### What to do
Take every line from the listing below that includes "Рожнову" and copy it.

============

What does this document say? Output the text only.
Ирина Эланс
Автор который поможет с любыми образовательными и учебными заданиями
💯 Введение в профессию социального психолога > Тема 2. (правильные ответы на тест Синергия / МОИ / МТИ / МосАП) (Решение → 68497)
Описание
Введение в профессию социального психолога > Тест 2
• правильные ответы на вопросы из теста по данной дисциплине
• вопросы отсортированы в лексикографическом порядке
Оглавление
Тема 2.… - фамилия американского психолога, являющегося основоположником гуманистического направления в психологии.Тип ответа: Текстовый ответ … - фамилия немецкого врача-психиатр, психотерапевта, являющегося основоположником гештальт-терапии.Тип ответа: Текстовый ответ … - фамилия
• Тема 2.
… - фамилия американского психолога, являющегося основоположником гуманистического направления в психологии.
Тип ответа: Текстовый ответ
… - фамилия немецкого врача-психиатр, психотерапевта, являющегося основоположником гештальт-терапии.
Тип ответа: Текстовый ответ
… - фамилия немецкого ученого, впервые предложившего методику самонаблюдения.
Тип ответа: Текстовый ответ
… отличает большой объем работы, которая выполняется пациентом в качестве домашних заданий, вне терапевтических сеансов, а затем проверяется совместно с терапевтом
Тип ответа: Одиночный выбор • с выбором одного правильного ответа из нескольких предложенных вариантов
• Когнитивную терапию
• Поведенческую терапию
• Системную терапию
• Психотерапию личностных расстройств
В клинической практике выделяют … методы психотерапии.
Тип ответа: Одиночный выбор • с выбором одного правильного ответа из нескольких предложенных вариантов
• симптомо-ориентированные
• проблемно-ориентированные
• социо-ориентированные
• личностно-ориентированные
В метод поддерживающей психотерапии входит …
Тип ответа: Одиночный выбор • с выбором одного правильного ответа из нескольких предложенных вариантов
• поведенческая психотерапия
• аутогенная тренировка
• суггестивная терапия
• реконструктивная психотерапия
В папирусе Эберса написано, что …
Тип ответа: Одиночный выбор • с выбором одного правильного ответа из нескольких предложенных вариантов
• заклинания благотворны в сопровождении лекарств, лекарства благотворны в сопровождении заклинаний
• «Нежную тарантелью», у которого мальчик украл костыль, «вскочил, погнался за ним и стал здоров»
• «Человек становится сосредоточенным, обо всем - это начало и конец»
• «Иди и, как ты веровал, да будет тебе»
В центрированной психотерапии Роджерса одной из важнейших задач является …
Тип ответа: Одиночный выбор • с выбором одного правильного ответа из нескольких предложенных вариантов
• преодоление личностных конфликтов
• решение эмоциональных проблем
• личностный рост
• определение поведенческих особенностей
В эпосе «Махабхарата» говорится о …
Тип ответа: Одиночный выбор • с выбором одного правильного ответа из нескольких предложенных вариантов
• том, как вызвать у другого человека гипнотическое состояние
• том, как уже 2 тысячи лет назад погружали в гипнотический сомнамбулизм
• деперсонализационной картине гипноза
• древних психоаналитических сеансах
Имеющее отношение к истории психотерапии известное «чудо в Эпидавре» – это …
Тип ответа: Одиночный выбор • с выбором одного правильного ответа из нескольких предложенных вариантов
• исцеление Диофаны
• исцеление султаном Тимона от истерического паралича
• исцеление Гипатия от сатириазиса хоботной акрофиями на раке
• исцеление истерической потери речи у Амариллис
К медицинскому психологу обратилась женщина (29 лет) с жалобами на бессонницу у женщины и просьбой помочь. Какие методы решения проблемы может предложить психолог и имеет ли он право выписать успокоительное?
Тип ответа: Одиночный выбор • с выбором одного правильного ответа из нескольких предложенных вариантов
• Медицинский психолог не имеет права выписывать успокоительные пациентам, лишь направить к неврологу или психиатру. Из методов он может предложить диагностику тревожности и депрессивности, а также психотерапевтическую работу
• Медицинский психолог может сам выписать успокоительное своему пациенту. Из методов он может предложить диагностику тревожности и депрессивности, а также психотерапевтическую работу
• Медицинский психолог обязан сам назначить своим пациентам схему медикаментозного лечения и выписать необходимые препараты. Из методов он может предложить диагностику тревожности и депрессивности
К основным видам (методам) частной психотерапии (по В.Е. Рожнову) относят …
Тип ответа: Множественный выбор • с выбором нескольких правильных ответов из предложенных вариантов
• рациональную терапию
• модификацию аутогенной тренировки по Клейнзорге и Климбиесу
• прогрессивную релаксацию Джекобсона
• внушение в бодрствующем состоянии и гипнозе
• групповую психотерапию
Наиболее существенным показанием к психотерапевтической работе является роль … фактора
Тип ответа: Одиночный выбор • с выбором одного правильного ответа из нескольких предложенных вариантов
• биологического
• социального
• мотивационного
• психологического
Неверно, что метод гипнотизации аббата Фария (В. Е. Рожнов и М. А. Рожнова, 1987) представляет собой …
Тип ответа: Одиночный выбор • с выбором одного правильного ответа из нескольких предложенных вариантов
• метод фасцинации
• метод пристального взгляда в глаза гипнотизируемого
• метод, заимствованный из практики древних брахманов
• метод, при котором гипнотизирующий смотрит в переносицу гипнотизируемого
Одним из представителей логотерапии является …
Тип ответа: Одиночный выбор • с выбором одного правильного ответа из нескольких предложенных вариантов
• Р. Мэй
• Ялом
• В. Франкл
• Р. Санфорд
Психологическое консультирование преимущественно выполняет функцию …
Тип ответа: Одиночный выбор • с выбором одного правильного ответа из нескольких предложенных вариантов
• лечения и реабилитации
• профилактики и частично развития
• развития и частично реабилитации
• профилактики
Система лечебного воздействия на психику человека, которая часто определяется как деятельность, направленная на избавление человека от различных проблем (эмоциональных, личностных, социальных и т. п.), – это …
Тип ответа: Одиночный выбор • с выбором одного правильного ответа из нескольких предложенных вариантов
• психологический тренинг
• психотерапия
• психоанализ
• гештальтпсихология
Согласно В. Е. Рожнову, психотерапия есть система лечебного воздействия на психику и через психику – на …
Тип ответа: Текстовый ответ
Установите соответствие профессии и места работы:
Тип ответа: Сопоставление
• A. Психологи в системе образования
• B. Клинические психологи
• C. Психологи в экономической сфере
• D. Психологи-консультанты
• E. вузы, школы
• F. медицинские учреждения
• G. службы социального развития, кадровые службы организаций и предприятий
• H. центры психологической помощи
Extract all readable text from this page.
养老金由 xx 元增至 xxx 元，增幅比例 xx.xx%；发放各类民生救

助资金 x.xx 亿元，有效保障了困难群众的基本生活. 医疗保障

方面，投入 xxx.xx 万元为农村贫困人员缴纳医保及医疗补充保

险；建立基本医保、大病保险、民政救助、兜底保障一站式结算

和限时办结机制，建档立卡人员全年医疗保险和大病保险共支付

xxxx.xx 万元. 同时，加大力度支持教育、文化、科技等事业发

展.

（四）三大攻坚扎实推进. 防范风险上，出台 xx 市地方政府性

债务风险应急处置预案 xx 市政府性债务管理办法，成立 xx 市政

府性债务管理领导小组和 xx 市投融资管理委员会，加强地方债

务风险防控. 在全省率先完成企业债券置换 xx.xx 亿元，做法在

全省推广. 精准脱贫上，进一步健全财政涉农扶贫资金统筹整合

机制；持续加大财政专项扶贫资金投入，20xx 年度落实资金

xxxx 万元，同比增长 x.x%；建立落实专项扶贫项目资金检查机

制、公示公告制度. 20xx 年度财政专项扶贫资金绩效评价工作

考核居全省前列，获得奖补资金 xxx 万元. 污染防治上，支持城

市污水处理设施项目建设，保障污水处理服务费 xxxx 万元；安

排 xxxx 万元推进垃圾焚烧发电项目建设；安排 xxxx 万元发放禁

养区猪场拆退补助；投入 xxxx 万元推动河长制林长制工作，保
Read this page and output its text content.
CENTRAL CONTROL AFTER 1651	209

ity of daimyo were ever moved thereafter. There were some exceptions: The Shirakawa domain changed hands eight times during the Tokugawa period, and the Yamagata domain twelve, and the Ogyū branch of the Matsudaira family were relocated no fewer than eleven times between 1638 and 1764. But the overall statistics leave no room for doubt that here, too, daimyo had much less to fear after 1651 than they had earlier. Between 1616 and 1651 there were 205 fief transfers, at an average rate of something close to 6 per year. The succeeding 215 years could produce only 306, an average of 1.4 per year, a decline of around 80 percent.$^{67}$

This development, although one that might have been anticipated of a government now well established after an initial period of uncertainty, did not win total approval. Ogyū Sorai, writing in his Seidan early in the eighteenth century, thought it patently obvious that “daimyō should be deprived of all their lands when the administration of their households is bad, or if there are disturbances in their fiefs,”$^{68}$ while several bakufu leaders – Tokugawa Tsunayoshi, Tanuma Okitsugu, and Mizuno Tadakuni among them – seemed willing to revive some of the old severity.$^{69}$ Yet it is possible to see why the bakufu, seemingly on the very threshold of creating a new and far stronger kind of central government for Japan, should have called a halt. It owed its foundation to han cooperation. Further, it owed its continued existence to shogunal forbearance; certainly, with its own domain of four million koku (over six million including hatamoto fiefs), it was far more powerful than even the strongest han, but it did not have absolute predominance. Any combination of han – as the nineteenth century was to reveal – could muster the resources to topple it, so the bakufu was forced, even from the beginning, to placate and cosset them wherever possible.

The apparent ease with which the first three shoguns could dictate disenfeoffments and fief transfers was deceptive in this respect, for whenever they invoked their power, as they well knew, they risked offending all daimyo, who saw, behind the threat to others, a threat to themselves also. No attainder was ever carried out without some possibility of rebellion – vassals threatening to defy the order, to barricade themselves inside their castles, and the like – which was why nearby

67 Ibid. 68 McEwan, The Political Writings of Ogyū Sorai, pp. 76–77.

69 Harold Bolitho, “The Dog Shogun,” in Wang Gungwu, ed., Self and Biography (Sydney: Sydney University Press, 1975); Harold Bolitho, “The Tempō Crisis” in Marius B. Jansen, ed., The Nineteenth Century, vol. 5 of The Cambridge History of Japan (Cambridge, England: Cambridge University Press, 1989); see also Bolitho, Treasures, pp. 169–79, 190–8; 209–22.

============

### Finished task
К основным видам (методам) частной психотерапии (по В.Е. Рожнову) относят …
Согласно В. Е. Рожнову, психотерапия есть система лечебного воздействия на психику и через психику – на …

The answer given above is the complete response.